Hay imágenes que valen más que cien discursos. Basta con ver la celebración del gol que le dio el título mundial a la Selección Española de fútbol para entenderlo. El que marca, corre hacia el banquillo; el suplente abraza al titular; el veterano felicita al más joven y el que apenas ha jugado lo vive como si hubiera disputado los 90 minutos. No parece un gesto preparado. Es, sencillamente, la expresión de un grupo. Y eso, en estos tiempos, tiene un valor enorme.
Vivimos en una sociedad donde el éxito suele medirse por el brillo de las individualidades. En el fútbol tampoco faltan ejemplos de egos desmedidos, de estrellas que parecen más importantes que el escudo que defienden. Sin embargo, esta selección ha decidido correr el camino contrario: primero, el equipo; después, el resto. Y quizá por eso juega como juega y transmite lo que transmite.
Lo admirable no son solo los resultados, sino la imagen. Una imagen de solidaridad, de complicidad, de respeto mutuo y de alegría compartida. Se ayudan, se protegen, se corrigen y se celebran. Da la sensación de que ninguno quiere ser el protagonista por encima del grupo.
Lo verdaderamente extraordinario es que esa armonía no nace de la uniformidad. Todo lo contrario. Durante el año compiten en equipos distintos, defienden colores enfrentados y protagonizan rivalidades que alimentan tertulias, debates y, demasiadas veces, enfrentamientos entre aficionados. Pero cuando llega la selección, todo eso desaparece.
Ocurre entonces algo que merece una reflexión más allá del fútbol. Catalanes, vascos, navarros, valencianos, extremeños, andaluces, gallegos, canarios, madrileños, riojanos… Jóvenes con acentos diferentes, historias distintas y sentimientos de pertenencia diversos se unen sin reservas para perseguir un mismo objetivo. Nadie pregunta de dónde viene el compañero antes de hacer un esfuerzo por él. Nadie mide el compromiso según el lugar de nacimiento. Lo único que importa es el compañero y la camiseta que ambos defienden.
Quizá sea esta una de las grandes lecciones del fútbol. Lo que tantas veces parece inalcanzable en la política se hace realidad sobre el césped. Donde el debate público encuentra división, el deporte demuestra que la diversidad no es un obstáculo, sino una fortaleza. La pluralidad deja de ser motivo de confrontación para convertirse en una ventaja competitiva cuando todos remamos en la misma dirección.
En el éxito cosechado hay un nombre propio: Luis de la Fuente, el entrenador. Más allá de los aspectos tácticos, ha conseguido crear un entorno en el que el grupo está por encima de las individualidades. Con el ejercicio inteligente de su liderazgo ha logrado poner en valor el sentido de pertenencia, la cultura de equipo, la confianza mutua, la importancia del diálogo y la ausencia de egos.
En definitiva, Luis de la Fuente ha ejercido un papel cohesionador y aglutinador que ha convertido a la selección en una auténtica piña: un grupo unido, solidario y comprometido, donde el sentimiento de familia se traduce en confianza, cooperación y fortaleza competitiva. Ese clima interno ha sido uno de los pilares sobre los que se han construido los éxitos de la selección de fútbol en los últimos tres años.
----------
• Ejercicios propuestos
**1)** Imprime el fragmento del artículo sobre la selección que va desde "Vivimos en una" hasta "lo que transmite.", ambos incluidos.
**2)** Convierte en una lista el párrafo del artículo sobre la selección que comienza con "En el éxito cosechado", conservando sus datos principales.
Los datos constituyen un material independiente del artículo.

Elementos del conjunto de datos
----------
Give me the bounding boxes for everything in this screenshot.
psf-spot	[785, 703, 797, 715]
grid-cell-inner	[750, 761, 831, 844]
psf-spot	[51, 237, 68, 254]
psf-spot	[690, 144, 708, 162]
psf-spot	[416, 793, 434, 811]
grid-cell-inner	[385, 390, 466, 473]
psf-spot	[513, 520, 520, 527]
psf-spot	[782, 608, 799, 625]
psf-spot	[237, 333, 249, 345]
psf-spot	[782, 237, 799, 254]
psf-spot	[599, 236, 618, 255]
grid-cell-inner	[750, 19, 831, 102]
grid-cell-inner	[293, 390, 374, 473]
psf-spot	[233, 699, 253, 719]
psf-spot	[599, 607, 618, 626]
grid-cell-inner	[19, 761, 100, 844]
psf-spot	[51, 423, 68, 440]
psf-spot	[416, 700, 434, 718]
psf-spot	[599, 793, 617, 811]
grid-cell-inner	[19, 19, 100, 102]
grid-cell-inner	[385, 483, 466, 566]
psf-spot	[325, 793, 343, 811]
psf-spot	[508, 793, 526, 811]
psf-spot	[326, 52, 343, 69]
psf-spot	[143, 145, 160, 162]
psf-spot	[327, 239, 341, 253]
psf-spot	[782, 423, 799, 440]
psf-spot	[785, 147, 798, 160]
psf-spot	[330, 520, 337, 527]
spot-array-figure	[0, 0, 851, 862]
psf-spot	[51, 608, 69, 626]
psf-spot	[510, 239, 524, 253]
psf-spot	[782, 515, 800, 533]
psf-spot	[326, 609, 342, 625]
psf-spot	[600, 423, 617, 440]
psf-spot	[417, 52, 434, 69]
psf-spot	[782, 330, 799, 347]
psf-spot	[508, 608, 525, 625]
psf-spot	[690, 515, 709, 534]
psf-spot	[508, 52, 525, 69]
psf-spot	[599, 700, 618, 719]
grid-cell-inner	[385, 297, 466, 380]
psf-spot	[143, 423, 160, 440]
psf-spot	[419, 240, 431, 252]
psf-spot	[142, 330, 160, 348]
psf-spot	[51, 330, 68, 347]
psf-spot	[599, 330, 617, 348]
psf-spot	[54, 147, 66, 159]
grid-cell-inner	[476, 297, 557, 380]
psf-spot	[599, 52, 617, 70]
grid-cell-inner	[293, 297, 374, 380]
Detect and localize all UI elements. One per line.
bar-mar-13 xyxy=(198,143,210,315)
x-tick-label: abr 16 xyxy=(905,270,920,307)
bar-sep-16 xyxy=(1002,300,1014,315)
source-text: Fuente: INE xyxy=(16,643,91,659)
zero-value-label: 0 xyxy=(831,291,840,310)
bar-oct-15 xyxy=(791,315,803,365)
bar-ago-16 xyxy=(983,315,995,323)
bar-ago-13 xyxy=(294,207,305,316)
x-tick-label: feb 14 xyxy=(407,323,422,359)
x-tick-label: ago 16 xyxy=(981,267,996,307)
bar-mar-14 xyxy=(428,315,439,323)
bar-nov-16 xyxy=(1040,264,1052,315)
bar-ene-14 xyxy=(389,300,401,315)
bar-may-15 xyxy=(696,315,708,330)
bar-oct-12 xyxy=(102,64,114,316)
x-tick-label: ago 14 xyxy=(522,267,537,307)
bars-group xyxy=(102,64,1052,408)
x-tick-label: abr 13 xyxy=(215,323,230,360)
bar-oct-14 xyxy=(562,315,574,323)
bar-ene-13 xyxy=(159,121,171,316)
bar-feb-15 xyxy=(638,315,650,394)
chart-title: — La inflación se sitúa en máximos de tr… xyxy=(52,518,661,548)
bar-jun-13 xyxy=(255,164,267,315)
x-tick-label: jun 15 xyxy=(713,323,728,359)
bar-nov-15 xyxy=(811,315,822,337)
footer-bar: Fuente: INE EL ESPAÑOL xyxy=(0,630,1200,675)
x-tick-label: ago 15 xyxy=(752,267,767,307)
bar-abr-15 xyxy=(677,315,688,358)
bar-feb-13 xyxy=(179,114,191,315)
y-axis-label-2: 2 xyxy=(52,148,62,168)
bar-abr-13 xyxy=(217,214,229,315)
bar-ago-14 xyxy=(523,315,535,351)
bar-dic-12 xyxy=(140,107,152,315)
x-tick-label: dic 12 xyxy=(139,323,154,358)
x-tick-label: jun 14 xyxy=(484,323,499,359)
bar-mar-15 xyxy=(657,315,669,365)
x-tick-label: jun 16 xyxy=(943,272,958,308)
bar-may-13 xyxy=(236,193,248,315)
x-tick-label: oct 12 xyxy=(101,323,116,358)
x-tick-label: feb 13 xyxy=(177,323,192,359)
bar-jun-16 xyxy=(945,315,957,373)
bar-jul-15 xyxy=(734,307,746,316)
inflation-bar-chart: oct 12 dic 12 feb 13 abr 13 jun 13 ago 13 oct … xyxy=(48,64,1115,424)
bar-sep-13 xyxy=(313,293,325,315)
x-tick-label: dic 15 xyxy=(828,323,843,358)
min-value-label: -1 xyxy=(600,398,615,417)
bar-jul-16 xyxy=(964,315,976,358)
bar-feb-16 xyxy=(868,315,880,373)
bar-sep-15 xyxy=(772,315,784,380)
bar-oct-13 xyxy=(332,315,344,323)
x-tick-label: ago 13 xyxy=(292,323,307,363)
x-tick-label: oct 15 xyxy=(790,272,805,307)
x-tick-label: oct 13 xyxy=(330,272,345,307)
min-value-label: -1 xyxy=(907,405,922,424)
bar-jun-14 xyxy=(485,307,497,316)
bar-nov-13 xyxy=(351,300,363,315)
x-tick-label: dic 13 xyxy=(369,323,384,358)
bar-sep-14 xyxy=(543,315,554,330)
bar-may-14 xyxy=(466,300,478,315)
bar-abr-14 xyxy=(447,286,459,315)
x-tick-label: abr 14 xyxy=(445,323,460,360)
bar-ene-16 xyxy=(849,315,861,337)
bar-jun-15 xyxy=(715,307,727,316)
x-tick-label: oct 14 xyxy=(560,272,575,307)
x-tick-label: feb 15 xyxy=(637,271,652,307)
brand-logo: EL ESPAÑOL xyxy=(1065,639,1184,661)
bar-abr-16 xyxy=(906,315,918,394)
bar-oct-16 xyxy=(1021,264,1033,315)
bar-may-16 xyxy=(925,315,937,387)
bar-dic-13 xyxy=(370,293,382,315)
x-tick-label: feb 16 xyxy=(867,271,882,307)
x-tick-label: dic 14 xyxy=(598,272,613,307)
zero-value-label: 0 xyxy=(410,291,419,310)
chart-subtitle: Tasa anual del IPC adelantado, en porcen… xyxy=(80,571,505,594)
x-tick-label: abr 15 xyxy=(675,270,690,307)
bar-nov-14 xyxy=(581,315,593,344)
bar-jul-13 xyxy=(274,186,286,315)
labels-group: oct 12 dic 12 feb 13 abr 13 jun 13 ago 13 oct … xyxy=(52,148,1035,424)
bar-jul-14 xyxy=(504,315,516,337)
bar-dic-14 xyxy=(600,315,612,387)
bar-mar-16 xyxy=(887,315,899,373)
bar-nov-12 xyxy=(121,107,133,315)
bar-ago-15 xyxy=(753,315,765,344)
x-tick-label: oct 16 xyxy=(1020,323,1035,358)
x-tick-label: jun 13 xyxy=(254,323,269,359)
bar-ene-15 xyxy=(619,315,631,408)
----------
• Soluciones
**1)**
Vivimos en una sociedad donde el éxito suele medirse por el brillo de las individualidades. En el fútbol tampoco faltan ejemplos de egos desmedidos, de estrellas que parecen más importantes que el escudo que defienden. Sin embargo, esta selección ha decidido correr el camino contrario: primero, el equipo; después, el resto. Y quizá por eso juega como juega y transmite lo que transmite.

**2)**
- El éxito tiene un nombre propio: el entrenador, Luis de la Fuente.
- Más allá de lo táctico, ha creado un entorno donde el grupo está por encima de las individualidades.
- Gracias a su liderazgo inteligente ha puesto en valor:
  - el sentido de pertenencia
  - la cultura de equipo
  - la confianza mutua
  - la importancia del diálogo
  - la ausencia de egos